- PROBLEM STATEMENT: For the data below, report the number of lines that contain the string "Excluir" and nothing else.

• • • •

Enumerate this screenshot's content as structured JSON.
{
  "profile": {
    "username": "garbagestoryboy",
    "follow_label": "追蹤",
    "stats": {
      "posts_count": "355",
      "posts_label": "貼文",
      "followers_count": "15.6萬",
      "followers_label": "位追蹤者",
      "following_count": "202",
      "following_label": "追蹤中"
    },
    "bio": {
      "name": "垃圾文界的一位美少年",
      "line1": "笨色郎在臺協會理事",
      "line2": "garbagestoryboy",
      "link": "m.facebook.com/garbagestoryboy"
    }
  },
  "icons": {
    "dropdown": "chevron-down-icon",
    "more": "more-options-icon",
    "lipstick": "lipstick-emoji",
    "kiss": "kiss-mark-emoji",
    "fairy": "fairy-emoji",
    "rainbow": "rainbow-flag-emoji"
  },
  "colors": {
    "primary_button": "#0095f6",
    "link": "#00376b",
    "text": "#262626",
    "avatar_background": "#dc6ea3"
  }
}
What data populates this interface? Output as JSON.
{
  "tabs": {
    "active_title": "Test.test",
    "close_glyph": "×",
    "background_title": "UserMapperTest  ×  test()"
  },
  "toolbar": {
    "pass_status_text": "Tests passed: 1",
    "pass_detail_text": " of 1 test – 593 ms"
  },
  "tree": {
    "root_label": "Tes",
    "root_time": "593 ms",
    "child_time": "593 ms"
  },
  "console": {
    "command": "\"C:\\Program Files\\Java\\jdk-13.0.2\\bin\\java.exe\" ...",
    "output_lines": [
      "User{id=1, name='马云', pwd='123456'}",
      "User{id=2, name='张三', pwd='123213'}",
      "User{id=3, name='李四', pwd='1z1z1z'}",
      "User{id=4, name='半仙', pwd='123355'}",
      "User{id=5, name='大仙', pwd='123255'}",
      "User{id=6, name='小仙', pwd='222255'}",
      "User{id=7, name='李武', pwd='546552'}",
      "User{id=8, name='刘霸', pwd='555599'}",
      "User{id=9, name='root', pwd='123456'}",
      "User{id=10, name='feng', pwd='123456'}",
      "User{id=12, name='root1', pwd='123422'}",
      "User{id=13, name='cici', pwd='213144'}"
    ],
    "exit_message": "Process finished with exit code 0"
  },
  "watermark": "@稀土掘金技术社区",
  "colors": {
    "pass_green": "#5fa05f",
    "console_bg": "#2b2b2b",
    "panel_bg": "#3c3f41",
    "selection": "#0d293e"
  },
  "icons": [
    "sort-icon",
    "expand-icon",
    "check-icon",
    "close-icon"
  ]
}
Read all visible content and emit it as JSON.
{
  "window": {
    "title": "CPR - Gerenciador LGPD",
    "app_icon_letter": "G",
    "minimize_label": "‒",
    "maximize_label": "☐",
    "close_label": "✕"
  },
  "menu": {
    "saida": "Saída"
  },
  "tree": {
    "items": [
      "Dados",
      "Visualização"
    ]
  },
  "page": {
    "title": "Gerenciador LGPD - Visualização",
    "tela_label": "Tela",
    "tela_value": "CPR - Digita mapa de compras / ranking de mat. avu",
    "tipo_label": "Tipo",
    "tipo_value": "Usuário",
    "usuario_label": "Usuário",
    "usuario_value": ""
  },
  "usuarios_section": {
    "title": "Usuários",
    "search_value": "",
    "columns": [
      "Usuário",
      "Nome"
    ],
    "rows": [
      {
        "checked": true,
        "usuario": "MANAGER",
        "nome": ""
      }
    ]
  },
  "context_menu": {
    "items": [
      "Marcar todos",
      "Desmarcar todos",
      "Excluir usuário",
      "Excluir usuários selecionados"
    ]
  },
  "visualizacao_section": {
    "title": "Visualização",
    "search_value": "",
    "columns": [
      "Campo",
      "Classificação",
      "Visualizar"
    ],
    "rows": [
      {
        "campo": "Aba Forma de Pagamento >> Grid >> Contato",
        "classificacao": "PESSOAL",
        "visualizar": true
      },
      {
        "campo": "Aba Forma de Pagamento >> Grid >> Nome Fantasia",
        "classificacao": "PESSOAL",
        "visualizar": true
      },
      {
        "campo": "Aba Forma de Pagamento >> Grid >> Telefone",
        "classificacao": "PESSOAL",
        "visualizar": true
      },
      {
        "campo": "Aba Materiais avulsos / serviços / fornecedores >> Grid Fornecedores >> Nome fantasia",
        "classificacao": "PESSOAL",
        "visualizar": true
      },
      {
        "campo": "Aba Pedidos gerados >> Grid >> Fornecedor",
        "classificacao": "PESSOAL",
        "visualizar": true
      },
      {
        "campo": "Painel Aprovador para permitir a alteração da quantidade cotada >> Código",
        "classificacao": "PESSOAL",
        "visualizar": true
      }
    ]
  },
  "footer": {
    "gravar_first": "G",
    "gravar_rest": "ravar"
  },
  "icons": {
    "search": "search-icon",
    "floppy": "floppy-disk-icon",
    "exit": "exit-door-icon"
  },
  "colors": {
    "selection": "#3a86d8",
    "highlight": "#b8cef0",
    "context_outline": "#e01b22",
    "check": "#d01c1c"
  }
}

• • • •

- SOLUTION TO THIS EXERCISE: 2